| EXERCISE |
Write out every line of the listing below verbatim, leaving out the pictures.

───── LISTED ENTRIES ─────

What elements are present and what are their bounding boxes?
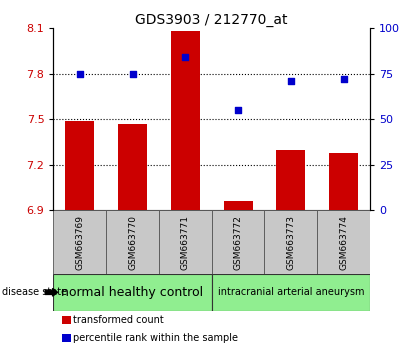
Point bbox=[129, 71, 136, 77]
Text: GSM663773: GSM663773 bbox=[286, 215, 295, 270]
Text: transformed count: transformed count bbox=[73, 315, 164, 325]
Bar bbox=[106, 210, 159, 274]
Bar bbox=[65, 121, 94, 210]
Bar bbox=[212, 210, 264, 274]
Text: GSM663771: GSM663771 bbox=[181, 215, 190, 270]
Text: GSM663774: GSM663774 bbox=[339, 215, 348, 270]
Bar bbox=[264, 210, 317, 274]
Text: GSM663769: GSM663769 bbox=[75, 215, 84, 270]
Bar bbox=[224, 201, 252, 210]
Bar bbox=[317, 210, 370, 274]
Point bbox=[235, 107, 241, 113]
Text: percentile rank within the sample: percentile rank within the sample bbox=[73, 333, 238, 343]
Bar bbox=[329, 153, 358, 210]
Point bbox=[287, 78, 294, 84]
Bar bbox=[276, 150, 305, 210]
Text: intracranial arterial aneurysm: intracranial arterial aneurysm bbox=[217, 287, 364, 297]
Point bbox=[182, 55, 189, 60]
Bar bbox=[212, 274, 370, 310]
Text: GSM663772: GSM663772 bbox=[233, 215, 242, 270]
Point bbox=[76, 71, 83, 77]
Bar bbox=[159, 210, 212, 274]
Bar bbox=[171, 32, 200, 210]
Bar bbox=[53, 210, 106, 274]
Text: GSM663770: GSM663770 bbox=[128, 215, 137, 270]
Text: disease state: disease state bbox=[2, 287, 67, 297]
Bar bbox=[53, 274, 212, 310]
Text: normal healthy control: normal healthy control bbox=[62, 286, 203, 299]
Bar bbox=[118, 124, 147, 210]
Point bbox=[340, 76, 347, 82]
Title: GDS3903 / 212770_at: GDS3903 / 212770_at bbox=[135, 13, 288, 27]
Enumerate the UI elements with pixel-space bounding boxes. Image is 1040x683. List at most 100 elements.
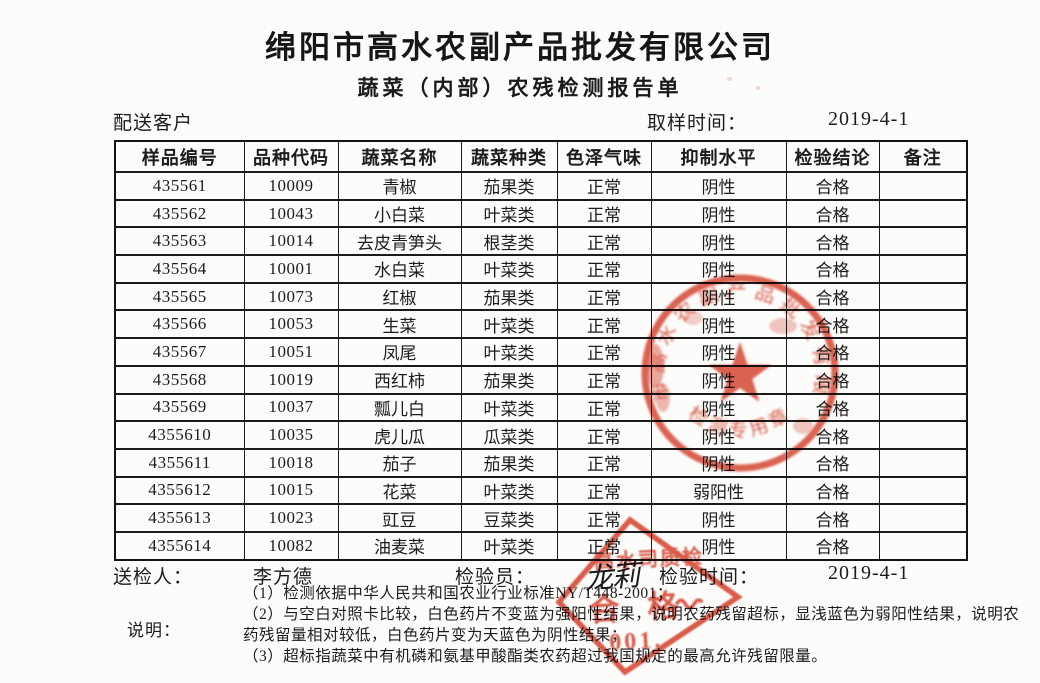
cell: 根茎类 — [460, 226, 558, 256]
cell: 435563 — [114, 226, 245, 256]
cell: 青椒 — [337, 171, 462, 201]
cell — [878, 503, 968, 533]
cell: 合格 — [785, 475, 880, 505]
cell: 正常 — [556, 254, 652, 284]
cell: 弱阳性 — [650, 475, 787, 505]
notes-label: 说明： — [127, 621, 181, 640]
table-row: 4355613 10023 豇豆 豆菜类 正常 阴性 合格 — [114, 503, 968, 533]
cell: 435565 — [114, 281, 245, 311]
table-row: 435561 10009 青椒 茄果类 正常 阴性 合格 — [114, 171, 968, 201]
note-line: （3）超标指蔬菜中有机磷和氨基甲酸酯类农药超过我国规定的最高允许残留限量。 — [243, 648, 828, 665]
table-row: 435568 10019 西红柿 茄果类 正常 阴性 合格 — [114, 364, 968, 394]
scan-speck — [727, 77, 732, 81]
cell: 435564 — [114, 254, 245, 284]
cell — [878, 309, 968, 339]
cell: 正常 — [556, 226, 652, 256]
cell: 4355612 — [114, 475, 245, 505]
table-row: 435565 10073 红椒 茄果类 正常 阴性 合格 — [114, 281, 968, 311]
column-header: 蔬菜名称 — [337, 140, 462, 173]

─────

| FULL RESPONSE |
What elements are present and what are their bounding boxes?
Point bbox=[129, 71, 136, 77]
Text: GSM663773: GSM663773 bbox=[286, 215, 295, 270]
Text: transformed count: transformed count bbox=[73, 315, 164, 325]
Bar bbox=[106, 210, 159, 274]
Bar bbox=[65, 121, 94, 210]
Bar bbox=[212, 210, 264, 274]
Text: GSM663771: GSM663771 bbox=[181, 215, 190, 270]
Text: GSM663774: GSM663774 bbox=[339, 215, 348, 270]
Bar bbox=[264, 210, 317, 274]
Text: GSM663769: GSM663769 bbox=[75, 215, 84, 270]
Bar bbox=[224, 201, 252, 210]
Bar bbox=[317, 210, 370, 274]
Point bbox=[235, 107, 241, 113]
Text: percentile rank within the sample: percentile rank within the sample bbox=[73, 333, 238, 343]
Bar bbox=[329, 153, 358, 210]
Point bbox=[287, 78, 294, 84]
Bar bbox=[276, 150, 305, 210]
Text: intracranial arterial aneurysm: intracranial arterial aneurysm bbox=[217, 287, 364, 297]
Point bbox=[182, 55, 189, 60]
Bar bbox=[212, 274, 370, 310]
Text: GSM663772: GSM663772 bbox=[233, 215, 242, 270]
Point bbox=[76, 71, 83, 77]
Bar bbox=[159, 210, 212, 274]
Bar bbox=[171, 32, 200, 210]
Bar bbox=[53, 210, 106, 274]
Text: GSM663770: GSM663770 bbox=[128, 215, 137, 270]
Text: disease state: disease state bbox=[2, 287, 67, 297]
Bar bbox=[53, 274, 212, 310]
Text: normal healthy control: normal healthy control bbox=[62, 286, 203, 299]
Bar bbox=[118, 124, 147, 210]
Point bbox=[340, 76, 347, 82]
Title: GDS3903 / 212770_at: GDS3903 / 212770_at bbox=[135, 13, 288, 27]
Enumerate the UI elements with pixel-space bounding boxes. Image is 1040x683. List at most 100 elements.
cell: 根茎类 — [460, 226, 558, 256]
cell: 435563 — [114, 226, 245, 256]
cell: 青椒 — [337, 171, 462, 201]
cell — [878, 503, 968, 533]
cell: 合格 — [785, 475, 880, 505]
cell: 正常 — [556, 254, 652, 284]
cell: 弱阳性 — [650, 475, 787, 505]
notes-label: 说明： — [127, 621, 181, 640]
table-row: 4355613 10023 豇豆 豆菜类 正常 阴性 合格 — [114, 503, 968, 533]
cell: 435565 — [114, 281, 245, 311]
table-row: 435561 10009 青椒 茄果类 正常 阴性 合格 — [114, 171, 968, 201]
note-line: （3）超标指蔬菜中有机磷和氨基甲酸酯类农药超过我国规定的最高允许残留限量。 — [243, 648, 828, 665]
table-row: 435568 10019 西红柿 茄果类 正常 阴性 合格 — [114, 364, 968, 394]
scan-speck — [727, 77, 732, 81]
cell: 435564 — [114, 254, 245, 284]
cell — [878, 309, 968, 339]
cell: 正常 — [556, 226, 652, 256]
cell: 4355612 — [114, 475, 245, 505]
table-row: 435565 10073 红椒 茄果类 正常 阴性 合格 — [114, 281, 968, 311]
column-header: 蔬菜名称 — [337, 140, 462, 173]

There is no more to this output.